Listing:
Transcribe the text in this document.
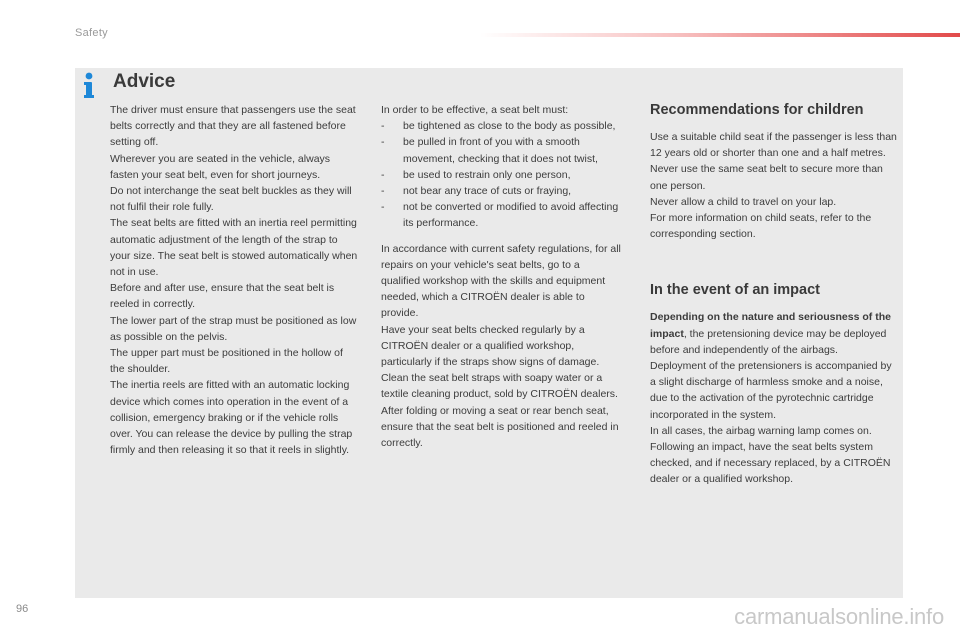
Safety
Advice

The driver must ensure that passengers use the seat belts correctly and that they are all fastened before setting off.

Wherever you are seated in the vehicle, always fasten your seat belt, even for short journeys.

Do not interchange the seat belt buckles as they will not fulfil their role fully.

The seat belts are fitted with an inertia reel permitting automatic adjustment of the length of the strap to your size. The seat belt is stowed automatically when not in use.

Before and after use, ensure that the seat belt is reeled in correctly.

The lower part of the strap must be positioned as low as possible on the pelvis.

The upper part must be positioned in the hollow of the shoulder.

The inertia reels are fitted with an automatic locking device which comes into operation in the event of a collision, emergency braking or if the vehicle rolls over. You can release the device by pulling the strap firmly and then releasing it so that it reels in slightly.

In order to be effective, a seat belt must:

-	be tightened as close to the body as possible,
-	be pulled in front of you with a smooth movement, checking that it does not twist,
-	be used to restrain only one person,
-	not bear any trace of cuts or fraying,
-	not be converted or modified to avoid affecting its performance.

In accordance with current safety regulations, for all repairs on your vehicle's seat belts, go to a qualified workshop with the skills and equipment needed, which a CITROËN dealer is able to provide.

Have your seat belts checked regularly by a CITROËN dealer or a qualified workshop, particularly if the straps show signs of damage.

Clean the seat belt straps with soapy water or a textile cleaning product, sold by CITROËN dealers.

After folding or moving a seat or rear bench seat, ensure that the seat belt is positioned and reeled in correctly.

Recommendations for children

Use a suitable child seat if the passenger is less than 12 years old or shorter than one and a half metres.

Never use the same seat belt to secure more than one person.

Never allow a child to travel on your lap.

For more information on child seats, refer to the corresponding section.

In the event of an impact

Depending on the nature and seriousness of the impact, the pretensioning device may be deployed before and independently of the airbags.

Deployment of the pretensioners is accompanied by a slight discharge of harmless smoke and a noise, due to the activation of the pyrotechnic cartridge incorporated in the system.

In all cases, the airbag warning lamp comes on.

Following an impact, have the seat belts system checked, and if necessary replaced, by a CITROËN dealer or a qualified workshop.

96	carmanualsonline.info
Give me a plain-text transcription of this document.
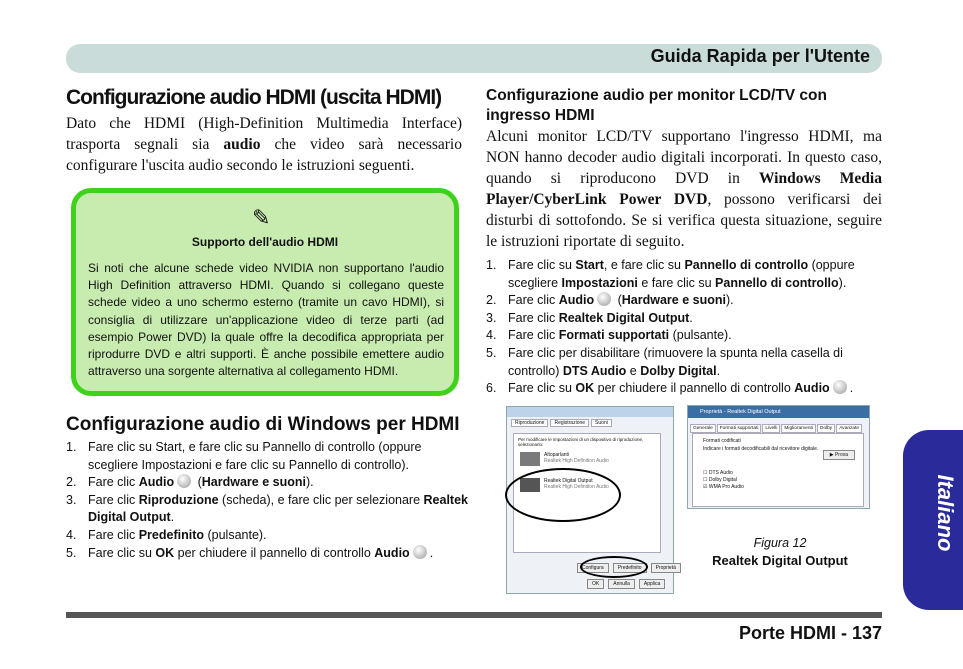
Guida Rapida per l'Utente
Italiano
Configurazione audio HDMI (uscita HDMI)
Dato che HDMI (High-Definition Multimedia Interface) trasporta segnali sia audio che video sarà necessario configurare l'uscita audio secondo le istruzioni seguenti.
✎
Supporto dell'audio HDMI
Si noti che alcune schede video NVIDIA non supportano l'audio High Definition attraverso HDMI. Quando si collegano queste schede video a uno schermo esterno (tramite un cavo HDMI), si consiglia di utilizzare un'applicazione video di terze parti (ad esempio Power DVD) la quale offre la decodifica appropriata per riprodurre DVD e altri supporti. È anche possibile emettere audio attraverso una sorgente alternativa al collegamento HDMI.
Configurazione audio di Windows per HDMI
1. Fare clic su Start, e fare clic su Pannello di controllo (oppure scegliere Impostazioni e fare clic su Pannello di controllo).
2. Fare clic Audio (Hardware e suoni).
3. Fare clic Riproduzione (scheda), e fare clic per selezionare Realtek Digital Output.
4. Fare clic Predefinito (pulsante).
5. Fare clic su OK per chiudere il pannello di controllo Audio .
Configurazione audio per monitor LCD/TV con ingresso HDMI
Alcuni monitor LCD/TV supportano l'ingresso HDMI, ma NON hanno decoder audio digitali incorporati. In questo caso, quando si riproducono DVD in Windows Media Player/CyberLink Power DVD, possono verificarsi dei disturbi di sottofondo. Se si verifica questa situazione, seguire le istruzioni riportate di seguito.
1. Fare clic su Start, e fare clic su Pannello di controllo (oppure scegliere Impostazioni e fare clic su Pannello di controllo).
2. Fare clic Audio (Hardware e suoni).
3. Fare clic Realtek Digital Output.
4. Fare clic Formati supportati (pulsante).
5. Fare clic per disabilitare (rimuovere la spunta nella casella di controllo) DTS Audio e Dolby Digital.
6. Fare clic su OK per chiudere il pannello di controllo Audio .
Riproduzione	Registrazione	Suoni
Per modificare le impostazioni di un dispositivo di riproduzione, selezionarlo:
Altoparlanti
Realtek High Definition Audio
Realtek Digital Output
Realtek High Definition Audio
Configura	Predefinito	Proprietà
OK	Annulla	Applica
Proprietà - Realtek Digital Output
Generale	Formati supportati	Livelli	Miglioramenti	Dolby	Avanzate
Formati codificati
Indicare i formati decodificabili dal ricevitore digitale.
☐ DTS Audio
☐ Dolby Digital
☑ WMA Pro Audio
▶ Prova
Figura 12
Realtek Digital Output
Porte HDMI - 137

What the task requires: Return the listing above in full and without alteration, excluding its pictures.

Output of the exercise:
Transcribe the text in this document.
Safety
Advice

The driver must ensure that passengers use the seat belts correctly and that they are all fastened before setting off.

Wherever you are seated in the vehicle, always fasten your seat belt, even for short journeys.

Do not interchange the seat belt buckles as they will not fulfil their role fully.

The seat belts are fitted with an inertia reel permitting automatic adjustment of the length of the strap to your size. The seat belt is stowed automatically when not in use.

Before and after use, ensure that the seat belt is reeled in correctly.

The lower part of the strap must be positioned as low as possible on the pelvis.

The upper part must be positioned in the hollow of the shoulder.

The inertia reels are fitted with an automatic locking device which comes into operation in the event of a collision, emergency braking or if the vehicle rolls over. You can release the device by pulling the strap firmly and then releasing it so that it reels in slightly.

In order to be effective, a seat belt must:

-	be tightened as close to the body as possible,
-	be pulled in front of you with a smooth movement, checking that it does not twist,
-	be used to restrain only one person,
-	not bear any trace of cuts or fraying,
-	not be converted or modified to avoid affecting its performance.

In accordance with current safety regulations, for all repairs on your vehicle's seat belts, go to a qualified workshop with the skills and equipment needed, which a CITROËN dealer is able to provide.

Have your seat belts checked regularly by a CITROËN dealer or a qualified workshop, particularly if the straps show signs of damage.

Clean the seat belt straps with soapy water or a textile cleaning product, sold by CITROËN dealers.

After folding or moving a seat or rear bench seat, ensure that the seat belt is positioned and reeled in correctly.

Recommendations for children

Use a suitable child seat if the passenger is less than 12 years old or shorter than one and a half metres.

Never use the same seat belt to secure more than one person.

Never allow a child to travel on your lap.

For more information on child seats, refer to the corresponding section.

In the event of an impact

Depending on the nature and seriousness of the impact, the pretensioning device may be deployed before and independently of the airbags.

Deployment of the pretensioners is accompanied by a slight discharge of harmless smoke and a noise, due to the activation of the pyrotechnic cartridge incorporated in the system.

In all cases, the airbag warning lamp comes on.

Following an impact, have the seat belts system checked, and if necessary replaced, by a CITROËN dealer or a qualified workshop.

96	carmanualsonline.info
Give me a plain-text transcription of this document.
Guida Rapida per l'Utente
Italiano
Configurazione audio HDMI (uscita HDMI)
Dato che HDMI (High-Definition Multimedia Interface) trasporta segnali sia audio che video sarà necessario configurare l'uscita audio secondo le istruzioni seguenti.
✎
Supporto dell'audio HDMI
Si noti che alcune schede video NVIDIA non supportano l'audio High Definition attraverso HDMI. Quando si collegano queste schede video a uno schermo esterno (tramite un cavo HDMI), si consiglia di utilizzare un'applicazione video di terze parti (ad esempio Power DVD) la quale offre la decodifica appropriata per riprodurre DVD e altri supporti. È anche possibile emettere audio attraverso una sorgente alternativa al collegamento HDMI.
Configurazione audio di Windows per HDMI
1. Fare clic su Start, e fare clic su Pannello di controllo (oppure scegliere Impostazioni e fare clic su Pannello di controllo).
2. Fare clic Audio (Hardware e suoni).
3. Fare clic Riproduzione (scheda), e fare clic per selezionare Realtek Digital Output.
4. Fare clic Predefinito (pulsante).
5. Fare clic su OK per chiudere il pannello di controllo Audio .
Configurazione audio per monitor LCD/TV con ingresso HDMI
Alcuni monitor LCD/TV supportano l'ingresso HDMI, ma NON hanno decoder audio digitali incorporati. In questo caso, quando si riproducono DVD in Windows Media Player/CyberLink Power DVD, possono verificarsi dei disturbi di sottofondo. Se si verifica questa situazione, seguire le istruzioni riportate di seguito.
1. Fare clic su Start, e fare clic su Pannello di controllo (oppure scegliere Impostazioni e fare clic su Pannello di controllo).
2. Fare clic Audio (Hardware e suoni).
3. Fare clic Realtek Digital Output.
4. Fare clic Formati supportati (pulsante).
5. Fare clic per disabilitare (rimuovere la spunta nella casella di controllo) DTS Audio e Dolby Digital.
6. Fare clic su OK per chiudere il pannello di controllo Audio .
Riproduzione	Registrazione	Suoni
Per modificare le impostazioni di un dispositivo di riproduzione, selezionarlo:
Altoparlanti
Realtek High Definition Audio
Realtek Digital Output
Realtek High Definition Audio
Configura	Predefinito	Proprietà
OK	Annulla	Applica
Proprietà - Realtek Digital Output
Generale	Formati supportati	Livelli	Miglioramenti	Dolby	Avanzate
Formati codificati
Indicare i formati decodificabili dal ricevitore digitale.
☐ DTS Audio
☐ Dolby Digital
☑ WMA Pro Audio
▶ Prova
Figura 12
Realtek Digital Output
Porte HDMI - 137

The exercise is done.